Copy out all lines of the records in which the word "color" appears.

═══

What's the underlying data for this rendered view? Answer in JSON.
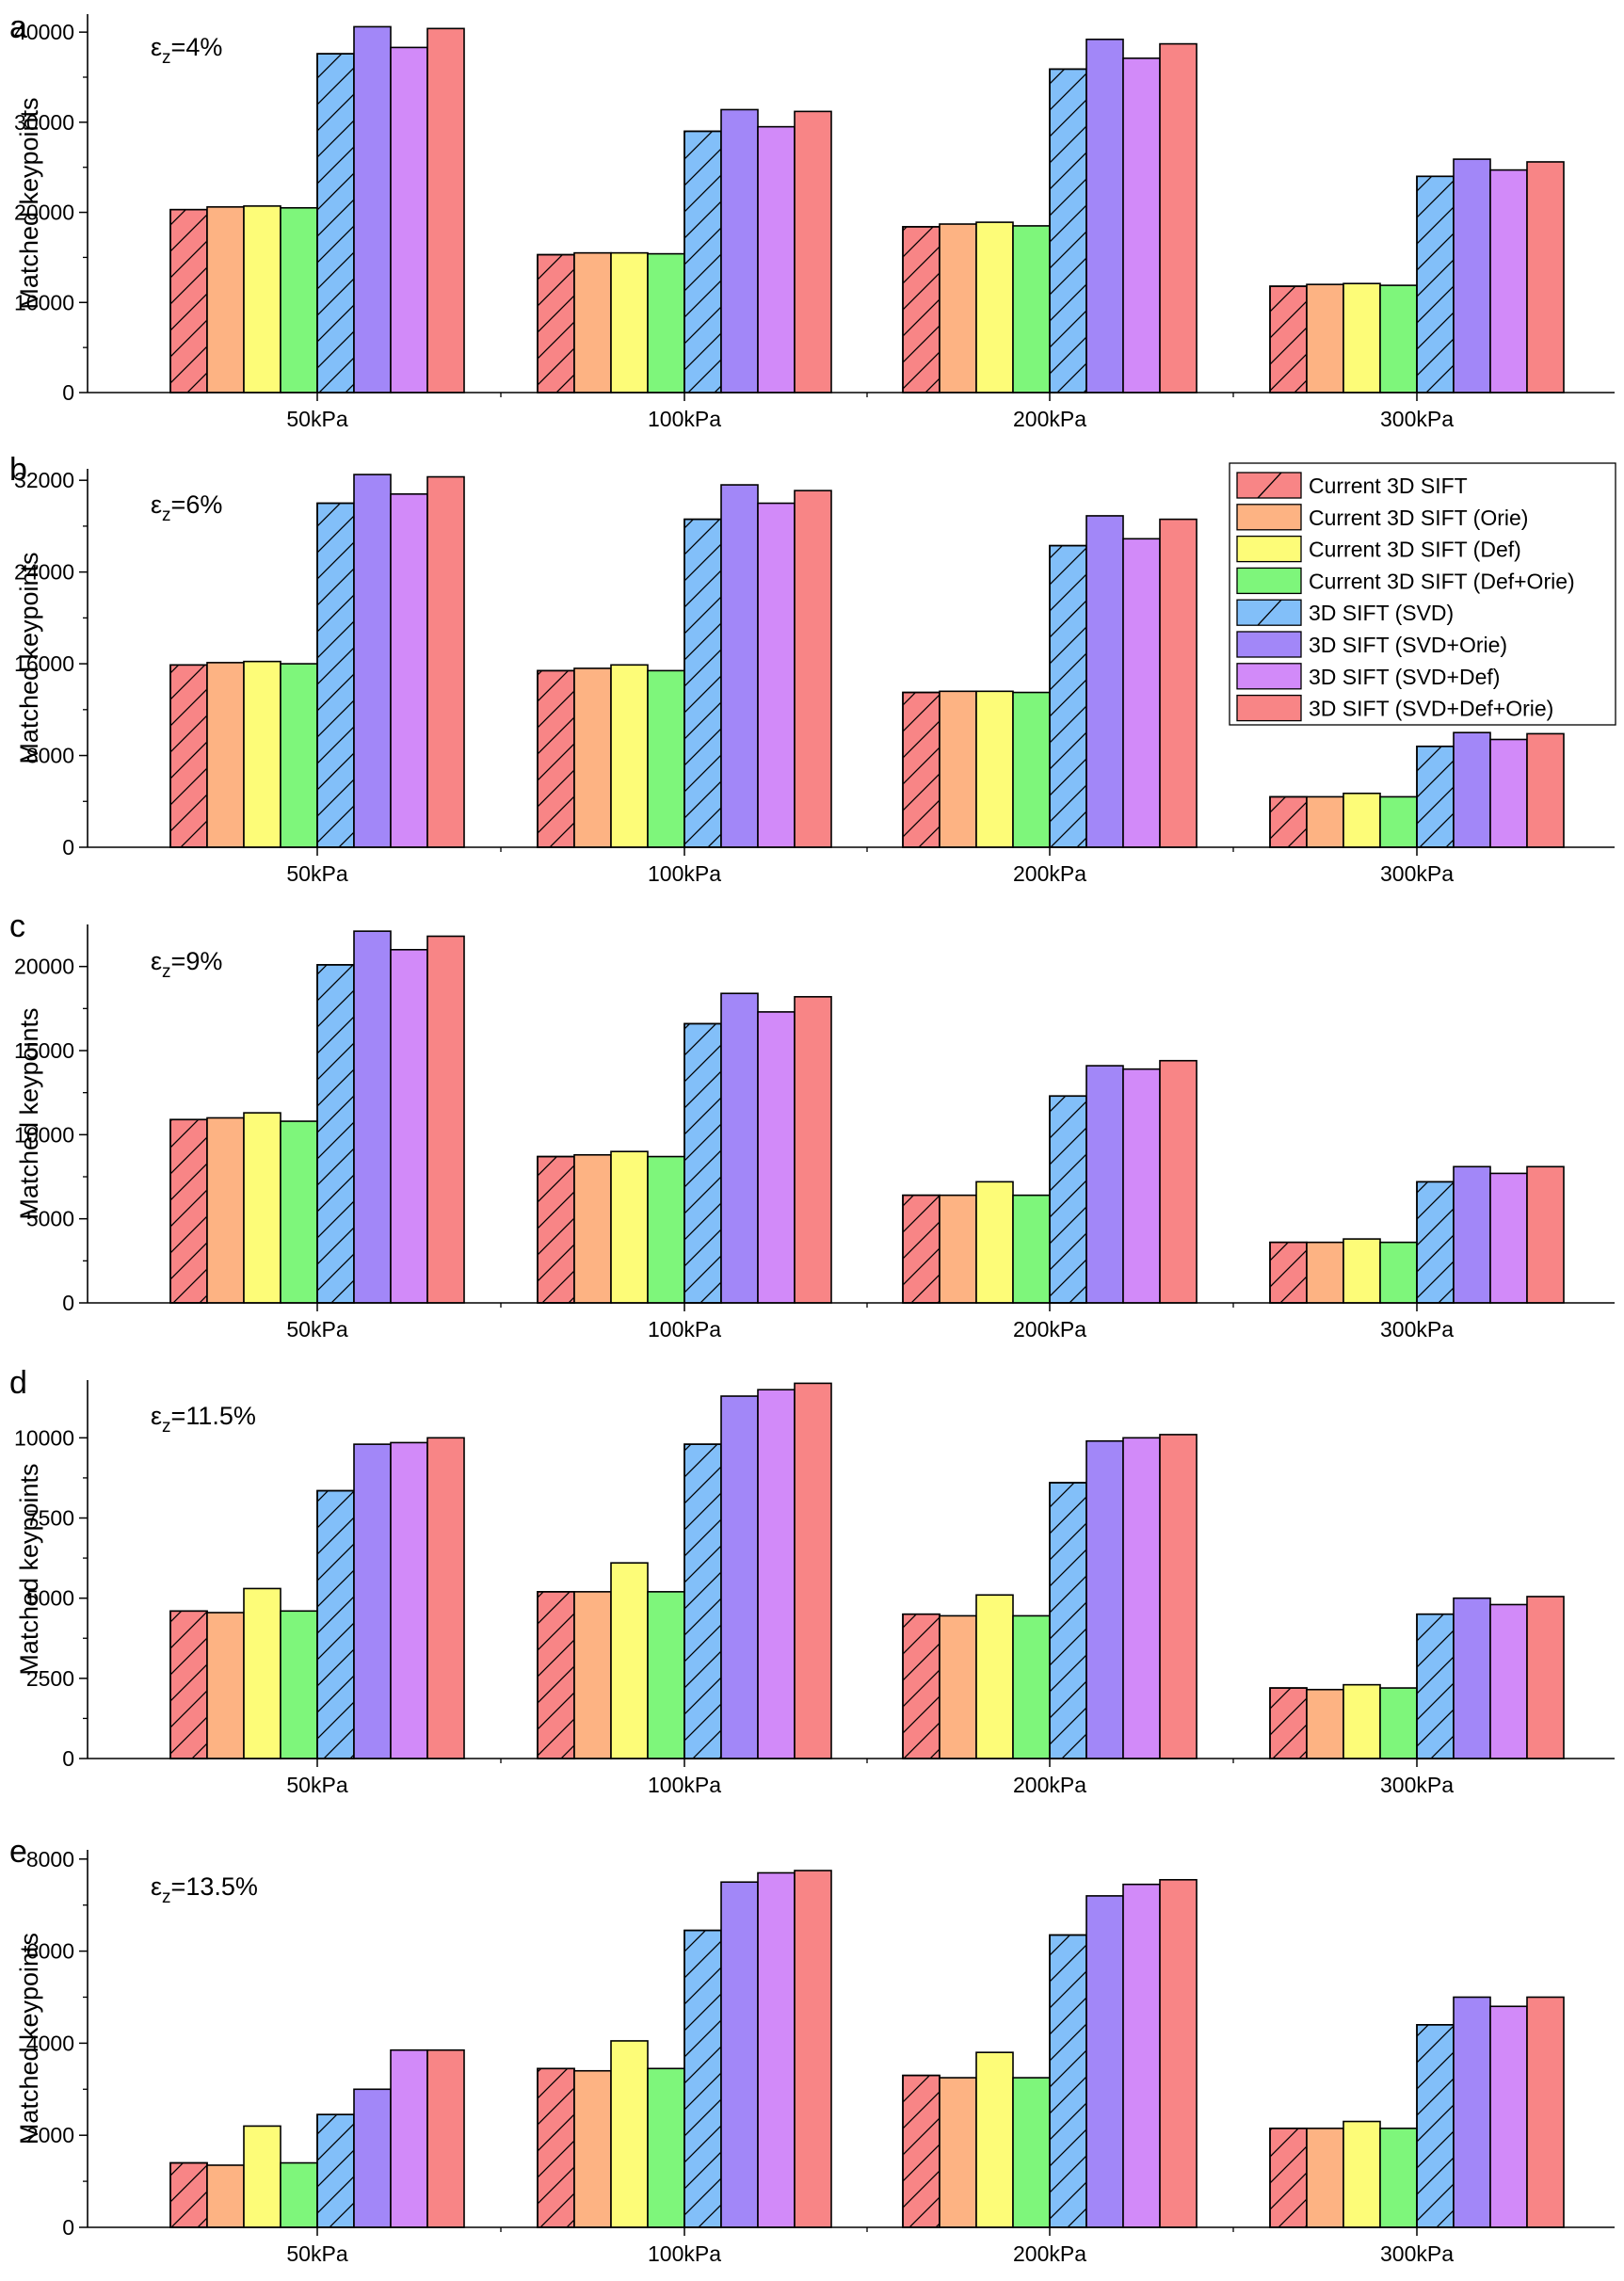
{
  "figure": {
    "series_styles": [
      {
        "name": "Current 3D SIFT",
        "color": "#f88586",
        "hatched": true
      },
      {
        "name": "Current 3D SIFT (Orie)",
        "color": "#fdb383",
        "hatched": false
      },
      {
        "name": "Current 3D SIFT (Def)",
        "color": "#fdfc78",
        "hatched": false
      },
      {
        "name": "Current 3D SIFT (Def+Orie)",
        "color": "#7ef67b",
        "hatched": false
      },
      {
        "name": "3D SIFT (SVD)",
        "color": "#82bff9",
        "hatched": true
      },
      {
        "name": "3D SIFT (SVD+Orie)",
        "color": "#a287f8",
        "hatched": false
      },
      {
        "name": "3D SIFT (SVD+Def)",
        "color": "#d28af9",
        "hatched": false
      },
      {
        "name": "3D SIFT (SVD+Def+Orie)",
        "color": "#f88586",
        "hatched": false
      }
    ],
    "legend_placement": "top-right of panel b"
  },
  "chart_data": [
    {
      "type": "bar",
      "panel_label": "a",
      "annotation": "εz=4%",
      "annotation_main": "ε",
      "annotation_sub": "z",
      "annotation_rest": "=4%",
      "ylabel": "Matched keypoints",
      "xlabel": "",
      "categories": [
        "50kPa",
        "100kPa",
        "200kPa",
        "300kPa"
      ],
      "ylim": [
        0,
        42000
      ],
      "yticks": [
        0,
        10000,
        20000,
        30000,
        40000
      ],
      "ytick_labels": [
        "0",
        "10000",
        "20000",
        "30000",
        "40000"
      ],
      "series": [
        {
          "name": "Current 3D SIFT",
          "values": [
            20300,
            15300,
            18400,
            11800
          ]
        },
        {
          "name": "Current 3D SIFT (Orie)",
          "values": [
            20600,
            15500,
            18700,
            12000
          ]
        },
        {
          "name": "Current 3D SIFT (Def)",
          "values": [
            20700,
            15500,
            18900,
            12100
          ]
        },
        {
          "name": "Current 3D SIFT (Def+Orie)",
          "values": [
            20500,
            15400,
            18500,
            11900
          ]
        },
        {
          "name": "3D SIFT (SVD)",
          "values": [
            37600,
            29000,
            35900,
            24000
          ]
        },
        {
          "name": "3D SIFT (SVD+Orie)",
          "values": [
            40600,
            31400,
            39200,
            25900
          ]
        },
        {
          "name": "3D SIFT (SVD+Def)",
          "values": [
            38300,
            29500,
            37100,
            24700
          ]
        },
        {
          "name": "3D SIFT (SVD+Def+Orie)",
          "values": [
            40400,
            31200,
            38700,
            25600
          ]
        }
      ]
    },
    {
      "type": "bar",
      "panel_label": "b",
      "annotation": "εz=6%",
      "annotation_main": "ε",
      "annotation_sub": "z",
      "annotation_rest": "=6%",
      "ylabel": "Matched keypoints",
      "xlabel": "",
      "categories": [
        "50kPa",
        "100kPa",
        "200kPa",
        "300kPa"
      ],
      "ylim": [
        0,
        33000
      ],
      "yticks": [
        0,
        8000,
        16000,
        24000,
        32000
      ],
      "ytick_labels": [
        "0",
        "8000",
        "16000",
        "24000",
        "32000"
      ],
      "legend": true,
      "series": [
        {
          "name": "Current 3D SIFT",
          "values": [
            15900,
            15400,
            13500,
            4400
          ]
        },
        {
          "name": "Current 3D SIFT (Orie)",
          "values": [
            16100,
            15600,
            13600,
            4400
          ]
        },
        {
          "name": "Current 3D SIFT (Def)",
          "values": [
            16200,
            15900,
            13600,
            4700
          ]
        },
        {
          "name": "Current 3D SIFT (Def+Orie)",
          "values": [
            16000,
            15400,
            13500,
            4400
          ]
        },
        {
          "name": "3D SIFT (SVD)",
          "values": [
            30000,
            28600,
            26300,
            8800
          ]
        },
        {
          "name": "3D SIFT (SVD+Orie)",
          "values": [
            32500,
            31600,
            28900,
            10000
          ]
        },
        {
          "name": "3D SIFT (SVD+Def)",
          "values": [
            30800,
            30000,
            26900,
            9400
          ]
        },
        {
          "name": "3D SIFT (SVD+Def+Orie)",
          "values": [
            32300,
            31100,
            28600,
            9900
          ]
        }
      ],
      "legend_entries": [
        "Current 3D SIFT",
        "Current 3D SIFT (Orie)",
        "Current 3D SIFT (Def)",
        "Current 3D SIFT (Def+Orie)",
        "3D SIFT (SVD)",
        "3D SIFT (SVD+Orie)",
        "3D SIFT (SVD+Def)",
        "3D SIFT (SVD+Def+Orie)"
      ]
    },
    {
      "type": "bar",
      "panel_label": "c",
      "annotation": "εz=9%",
      "annotation_main": "ε",
      "annotation_sub": "z",
      "annotation_rest": "=9%",
      "ylabel": "Matched keypoints",
      "xlabel": "",
      "categories": [
        "50kPa",
        "100kPa",
        "200kPa",
        "300kPa"
      ],
      "ylim": [
        0,
        22500
      ],
      "yticks": [
        0,
        5000,
        10000,
        15000,
        20000
      ],
      "ytick_labels": [
        "0",
        "5000",
        "10000",
        "15000",
        "20000"
      ],
      "series": [
        {
          "name": "Current 3D SIFT",
          "values": [
            10900,
            8700,
            6400,
            3600
          ]
        },
        {
          "name": "Current 3D SIFT (Orie)",
          "values": [
            11000,
            8800,
            6400,
            3600
          ]
        },
        {
          "name": "Current 3D SIFT (Def)",
          "values": [
            11300,
            9000,
            7200,
            3800
          ]
        },
        {
          "name": "Current 3D SIFT (Def+Orie)",
          "values": [
            10800,
            8700,
            6400,
            3600
          ]
        },
        {
          "name": "3D SIFT (SVD)",
          "values": [
            20100,
            16600,
            12300,
            7200
          ]
        },
        {
          "name": "3D SIFT (SVD+Orie)",
          "values": [
            22100,
            18400,
            14100,
            8100
          ]
        },
        {
          "name": "3D SIFT (SVD+Def)",
          "values": [
            21000,
            17300,
            13900,
            7700
          ]
        },
        {
          "name": "3D SIFT (SVD+Def+Orie)",
          "values": [
            21800,
            18200,
            14400,
            8100
          ]
        }
      ]
    },
    {
      "type": "bar",
      "panel_label": "d",
      "annotation": "εz=11.5%",
      "annotation_main": "ε",
      "annotation_sub": "z",
      "annotation_rest": "=11.5%",
      "ylabel": "Matched keypoints",
      "xlabel": "",
      "categories": [
        "50kPa",
        "100kPa",
        "200kPa",
        "300kPa"
      ],
      "ylim": [
        0,
        11800
      ],
      "yticks": [
        0,
        2500,
        5000,
        7500,
        10000
      ],
      "ytick_labels": [
        "0",
        "2500",
        "5000",
        "7500",
        "10000"
      ],
      "series": [
        {
          "name": "Current 3D SIFT",
          "values": [
            4600,
            5200,
            4500,
            2200
          ]
        },
        {
          "name": "Current 3D SIFT (Orie)",
          "values": [
            4550,
            5200,
            4450,
            2150
          ]
        },
        {
          "name": "Current 3D SIFT (Def)",
          "values": [
            5300,
            6100,
            5100,
            2300
          ]
        },
        {
          "name": "Current 3D SIFT (Def+Orie)",
          "values": [
            4600,
            5200,
            4450,
            2200
          ]
        },
        {
          "name": "3D SIFT (SVD)",
          "values": [
            8350,
            9800,
            8600,
            4500
          ]
        },
        {
          "name": "3D SIFT (SVD+Orie)",
          "values": [
            9800,
            11300,
            9900,
            5000
          ]
        },
        {
          "name": "3D SIFT (SVD+Def)",
          "values": [
            9850,
            11500,
            10000,
            4800
          ]
        },
        {
          "name": "3D SIFT (SVD+Def+Orie)",
          "values": [
            10000,
            11700,
            10100,
            5050
          ]
        }
      ]
    },
    {
      "type": "bar",
      "panel_label": "e",
      "annotation": "εz=13.5%",
      "annotation_main": "ε",
      "annotation_sub": "z",
      "annotation_rest": "=13.5%",
      "ylabel": "Matched keypoints",
      "xlabel": "",
      "categories": [
        "50kPa",
        "100kPa",
        "200kPa",
        "300kPa"
      ],
      "ylim": [
        0,
        8200
      ],
      "yticks": [
        0,
        2000,
        4000,
        6000,
        8000
      ],
      "ytick_labels": [
        "0",
        "2000",
        "4000",
        "6000",
        "8000"
      ],
      "series": [
        {
          "name": "Current 3D SIFT",
          "values": [
            1400,
            3450,
            3300,
            2150
          ]
        },
        {
          "name": "Current 3D SIFT (Orie)",
          "values": [
            1350,
            3400,
            3250,
            2150
          ]
        },
        {
          "name": "Current 3D SIFT (Def)",
          "values": [
            2200,
            4050,
            3800,
            2300
          ]
        },
        {
          "name": "Current 3D SIFT (Def+Orie)",
          "values": [
            1400,
            3450,
            3250,
            2150
          ]
        },
        {
          "name": "3D SIFT (SVD)",
          "values": [
            2450,
            6450,
            6350,
            4400
          ]
        },
        {
          "name": "3D SIFT (SVD+Orie)",
          "values": [
            3000,
            7500,
            7200,
            5000
          ]
        },
        {
          "name": "3D SIFT (SVD+Def)",
          "values": [
            3850,
            7700,
            7450,
            4800
          ]
        },
        {
          "name": "3D SIFT (SVD+Def+Orie)",
          "values": [
            3850,
            7750,
            7550,
            5000
          ]
        }
      ]
    }
  ]
}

═══

▸ **Reply to the exercise**:
        "color": "#f88586",
        "color": "#fdb383",
        "color": "#fdfc78",
        "color": "#7ef67b",
        "color": "#82bff9",
        "color": "#a287f8",
        "color": "#d28af9",
        "color": "#f88586",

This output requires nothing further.